Layout element entries:
[Start]

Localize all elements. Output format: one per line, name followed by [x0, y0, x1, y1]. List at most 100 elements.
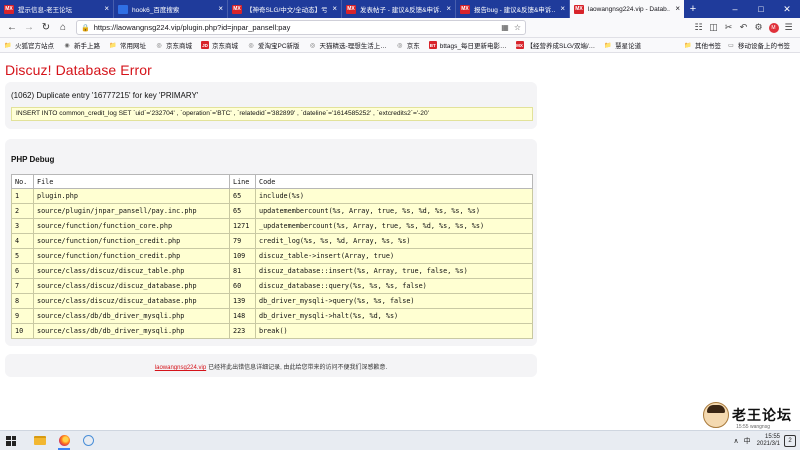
bookmark-item[interactable]: ▭ 移动设备上的书签 — [727, 40, 790, 51]
back-icon[interactable]: ← — [4, 20, 20, 36]
bookmark-item[interactable]: ◉ 新手上路 — [63, 40, 100, 51]
table-row: 10 source/class/db/db_driver_mysqli.php 22… — [11, 323, 533, 339]
folder-icon: 📁 — [4, 42, 12, 49]
tab-5[interactable]: MX 报告bug - 建议&反馈&申诉… × — [456, 0, 570, 18]
tab-close-icon[interactable]: × — [104, 4, 109, 13]
globe-icon: ◎ — [309, 42, 316, 49]
tab-6[interactable]: MX laowangnsg224.vip - Datab… × — [570, 0, 684, 18]
table-cell: source/function/function_credit.php — [33, 233, 230, 249]
notification-icon[interactable]: 2 — [784, 434, 796, 447]
tab-close-icon[interactable]: × — [560, 4, 565, 13]
table-row: 4 source/function/function_credit.php 79 cr… — [11, 233, 533, 249]
tab-close-icon[interactable]: × — [332, 4, 337, 13]
table-cell: 223 — [229, 323, 256, 339]
menu-icon[interactable]: ☰ — [781, 20, 796, 36]
extension-icon[interactable]: ⚙ — [751, 20, 766, 36]
firefox-icon — [58, 435, 70, 446]
clock[interactable]: 15:55 2021/3/1 — [757, 434, 780, 448]
bookmark-item[interactable]: JD 京东商城 — [201, 40, 238, 50]
tab-close-icon[interactable]: × — [675, 4, 680, 13]
table-cell: 148 — [229, 308, 256, 324]
table-cell: 10 — [11, 323, 34, 339]
account-icon[interactable]: M — [766, 20, 781, 36]
bookmark-label: 爱淘宝PC新版 — [258, 43, 300, 50]
close-window-icon[interactable]: ✕ — [774, 0, 800, 18]
tab-list: MX 提示信息-老王论坛 × hook6_百度搜索 × MX 【神奇SLG/中文/全动态】亏… — [0, 0, 684, 18]
tab-title: 发表帖子 - 建议&反馈&申诉… — [360, 7, 441, 14]
tab-3[interactable]: MX 【神奇SLG/中文/全动态】亏… × — [228, 0, 342, 18]
tab-title: 报告bug - 建议&反馈&申诉… — [474, 7, 555, 14]
screenshot-icon[interactable]: ✂ — [721, 20, 736, 36]
globe-icon: ◎ — [156, 42, 162, 49]
bookmark-item[interactable]: 📁 火狐官方站点 — [4, 40, 54, 51]
bookmark-label: 其他书签 — [695, 43, 721, 50]
taskbar-firefox[interactable] — [52, 431, 76, 450]
sidebar-icon[interactable]: ◫ — [706, 20, 721, 36]
mx-icon: MX — [515, 41, 524, 49]
table-row: 5 source/function/function_credit.php 109 d… — [11, 248, 533, 264]
table-cell: 65 — [229, 188, 256, 204]
table-row: 6 source/class/discuz/discuz_table.php 81 d… — [11, 263, 533, 279]
bookmark-star-icon[interactable]: ☆ — [514, 23, 521, 32]
globe-icon: ◎ — [248, 42, 254, 49]
debug-panel: PHP Debug No. File Line Code 1 plugin.php 65 i… — [5, 139, 537, 346]
forward-icon[interactable]: → — [21, 20, 37, 36]
tab-title: 【神奇SLG/中文/全动态】亏… — [246, 7, 327, 14]
mascot-icon — [703, 402, 729, 428]
bookmark-item[interactable]: 📁 其他书签 — [684, 40, 721, 51]
url-input[interactable] — [93, 23, 497, 32]
column-header: Line — [229, 174, 256, 189]
page-content: Discuz! Database Error (1062) Duplicate … — [0, 53, 800, 430]
start-button[interactable] — [0, 431, 22, 450]
address-bar[interactable]: 🔒 ▦ ☆ — [76, 20, 526, 35]
table-cell: 5 — [11, 248, 34, 264]
table-cell: 2 — [11, 203, 34, 219]
table-cell: db_driver_mysqli->query(%s, %s, false) — [255, 293, 533, 309]
reader-view-icon[interactable]: ▦ — [501, 23, 509, 32]
bookmark-item[interactable]: ◎ 天猫精选-理想生活上… — [309, 40, 387, 51]
bookmark-item[interactable]: 📁 常用网址 — [109, 40, 146, 51]
bookmark-item[interactable]: ◎ 京东商城 — [155, 40, 192, 51]
table-cell: source/function/function_core.php — [33, 218, 230, 234]
tab-2[interactable]: hook6_百度搜索 × — [114, 0, 228, 18]
bookmark-label: 火狐官方站点 — [15, 43, 54, 50]
bookmark-label: 【经营养成SLG/双端/… — [526, 43, 596, 50]
table-row: 7 source/class/discuz/discuz_database.php… — [11, 278, 533, 294]
tray-expand-icon[interactable]: ∧ — [734, 437, 739, 445]
ime-indicator[interactable]: 中 — [744, 436, 751, 446]
table-row: 3 source/function/function_core.php 1271 _u… — [11, 218, 533, 234]
tab-close-icon[interactable]: × — [218, 4, 223, 13]
taskbar-explorer[interactable] — [28, 431, 52, 450]
favicon-icon — [118, 4, 128, 14]
table-cell: source/function/function_credit.php — [33, 248, 230, 264]
tab-close-icon[interactable]: × — [446, 4, 451, 13]
home-icon[interactable]: ⌂ — [55, 20, 71, 36]
tab-4[interactable]: MX 发表帖子 - 建议&反馈&申诉… × — [342, 0, 456, 18]
new-tab-button[interactable]: + — [684, 0, 702, 18]
table-cell: 3 — [11, 218, 34, 234]
table-cell: 6 — [11, 263, 34, 279]
bookmark-item[interactable]: ◎ 爱淘宝PC新版 — [247, 40, 300, 51]
table-cell: discuz_database::query(%s, %s, %s, false… — [255, 278, 533, 294]
bookmark-item[interactable]: MX 【经营养成SLG/双端/… — [515, 40, 596, 50]
table-row: 9 source/class/db/db_driver_mysqli.php 148… — [11, 308, 533, 324]
taskbar-network-app[interactable] — [76, 431, 100, 450]
reload-icon[interactable]: ↻ — [38, 20, 54, 36]
table-row: 1 plugin.php 65 include(%s) — [11, 188, 533, 204]
table-cell: credit_log(%s, %s, %d, Array, %s, %s) — [255, 233, 533, 249]
library-icon[interactable]: ☷ — [691, 20, 706, 36]
bookmark-item[interactable]: ◎ 京东 — [396, 40, 420, 51]
lock-icon[interactable]: 🔒 — [81, 24, 90, 32]
table-cell: source/class/db/db_driver_mysqli.php — [33, 308, 230, 324]
device-icon: ▭ — [728, 42, 734, 49]
bookmark-label: 京东商城 — [166, 43, 192, 50]
table-cell: 81 — [229, 263, 256, 279]
maximize-icon[interactable]: □ — [748, 0, 774, 18]
site-link[interactable]: laowangnsg224.vip — [155, 365, 206, 371]
tab-1[interactable]: MX 提示信息-老王论坛 × — [0, 0, 114, 18]
bookmark-item[interactable]: BT bttags_每日更新电影… — [428, 40, 507, 50]
undo-icon[interactable]: ↶ — [736, 20, 751, 36]
table-header-row: No. File Line Code — [11, 174, 533, 189]
bookmark-item[interactable]: 📁 慧星论道 — [604, 40, 641, 51]
minimize-icon[interactable]: – — [722, 0, 748, 18]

[End]

Aim: Render the rows from the line containing "bookmark-item[interactable]: ▭ 移动设备上的书签" through the line containing "tab-5[interactable]: MX 报告bug" as a Markdown table with two columns, Row and Entry, putting a running row number in Row and the full line in Entry, and omit any blank lines.

Answer to this problem:
| Row | Entry |
|---|---|
| 1 | bookmark-item[interactable]: ▭ 移动设备上的书签 — [727, 40, 790, 51] |
| 2 | back-icon[interactable]: ← — [4, 20, 20, 36] |
| 3 | bookmark-item[interactable]: ◉ 新手上路 — [63, 40, 100, 51] |
| 4 | table-row: 10 source/class/db/db_driver_mysqli.php 22… — [11, 323, 533, 339] |
| 5 | folder-icon: 📁 — [4, 42, 12, 49] |
| 6 | tab-5[interactable]: MX 报告bug - 建议&反馈&申诉… × — [456, 0, 570, 18] |